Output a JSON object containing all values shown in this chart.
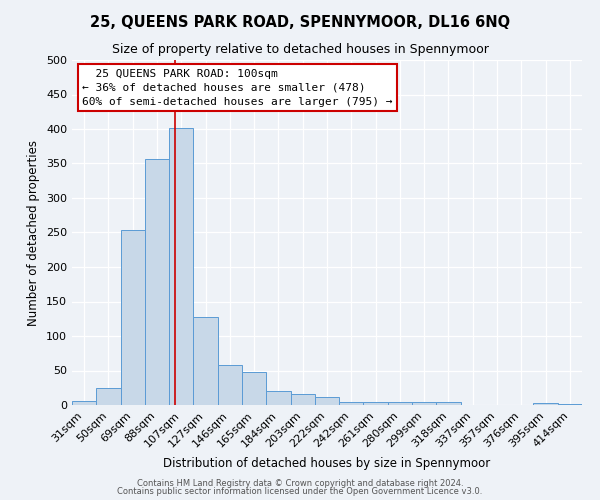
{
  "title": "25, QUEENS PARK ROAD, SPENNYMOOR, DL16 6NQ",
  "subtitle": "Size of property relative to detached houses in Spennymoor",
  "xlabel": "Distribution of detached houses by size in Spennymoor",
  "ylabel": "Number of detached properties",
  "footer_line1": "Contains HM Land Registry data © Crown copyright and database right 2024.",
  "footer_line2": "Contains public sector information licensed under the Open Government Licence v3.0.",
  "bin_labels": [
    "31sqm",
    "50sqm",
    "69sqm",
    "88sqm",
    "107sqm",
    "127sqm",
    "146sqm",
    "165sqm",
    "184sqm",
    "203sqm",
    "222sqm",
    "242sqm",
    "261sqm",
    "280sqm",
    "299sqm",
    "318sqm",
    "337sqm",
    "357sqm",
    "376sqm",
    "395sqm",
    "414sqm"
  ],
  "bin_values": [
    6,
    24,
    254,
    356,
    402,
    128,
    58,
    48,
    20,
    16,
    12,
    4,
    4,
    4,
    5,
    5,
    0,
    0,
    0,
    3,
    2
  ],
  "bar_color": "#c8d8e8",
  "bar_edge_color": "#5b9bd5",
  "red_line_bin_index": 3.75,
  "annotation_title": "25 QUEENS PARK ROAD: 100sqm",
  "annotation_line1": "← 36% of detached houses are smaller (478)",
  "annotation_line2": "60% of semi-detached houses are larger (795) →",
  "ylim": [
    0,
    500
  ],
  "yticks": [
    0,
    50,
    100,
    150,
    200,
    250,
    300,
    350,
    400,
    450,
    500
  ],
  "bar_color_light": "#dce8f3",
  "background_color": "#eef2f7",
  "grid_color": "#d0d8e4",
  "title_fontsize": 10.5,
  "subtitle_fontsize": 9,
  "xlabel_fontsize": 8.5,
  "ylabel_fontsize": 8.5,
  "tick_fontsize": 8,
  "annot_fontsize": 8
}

----------

§ **GIVEN EXERCISE**: Reproduce the listing above exactly, excluding all pictures.

§ **CORRECT RESPONSE**:
Output a JSON object containing all values shown in this chart.
{
  "title": "25, QUEENS PARK ROAD, SPENNYMOOR, DL16 6NQ",
  "subtitle": "Size of property relative to detached houses in Spennymoor",
  "xlabel": "Distribution of detached houses by size in Spennymoor",
  "ylabel": "Number of detached properties",
  "footer_line1": "Contains HM Land Registry data © Crown copyright and database right 2024.",
  "footer_line2": "Contains public sector information licensed under the Open Government Licence v3.0.",
  "bin_labels": [
    "31sqm",
    "50sqm",
    "69sqm",
    "88sqm",
    "107sqm",
    "127sqm",
    "146sqm",
    "165sqm",
    "184sqm",
    "203sqm",
    "222sqm",
    "242sqm",
    "261sqm",
    "280sqm",
    "299sqm",
    "318sqm",
    "337sqm",
    "357sqm",
    "376sqm",
    "395sqm",
    "414sqm"
  ],
  "bin_values": [
    6,
    24,
    254,
    356,
    402,
    128,
    58,
    48,
    20,
    16,
    12,
    4,
    4,
    4,
    5,
    5,
    0,
    0,
    0,
    3,
    2
  ],
  "bar_color": "#c8d8e8",
  "bar_edge_color": "#5b9bd5",
  "red_line_bin_index": 3.75,
  "annotation_title": "25 QUEENS PARK ROAD: 100sqm",
  "annotation_line1": "← 36% of detached houses are smaller (478)",
  "annotation_line2": "60% of semi-detached houses are larger (795) →",
  "ylim": [
    0,
    500
  ],
  "yticks": [
    0,
    50,
    100,
    150,
    200,
    250,
    300,
    350,
    400,
    450,
    500
  ],
  "bar_color_light": "#dce8f3",
  "background_color": "#eef2f7",
  "grid_color": "#d0d8e4",
  "title_fontsize": 10.5,
  "subtitle_fontsize": 9,
  "xlabel_fontsize": 8.5,
  "ylabel_fontsize": 8.5,
  "tick_fontsize": 8,
  "annot_fontsize": 8
}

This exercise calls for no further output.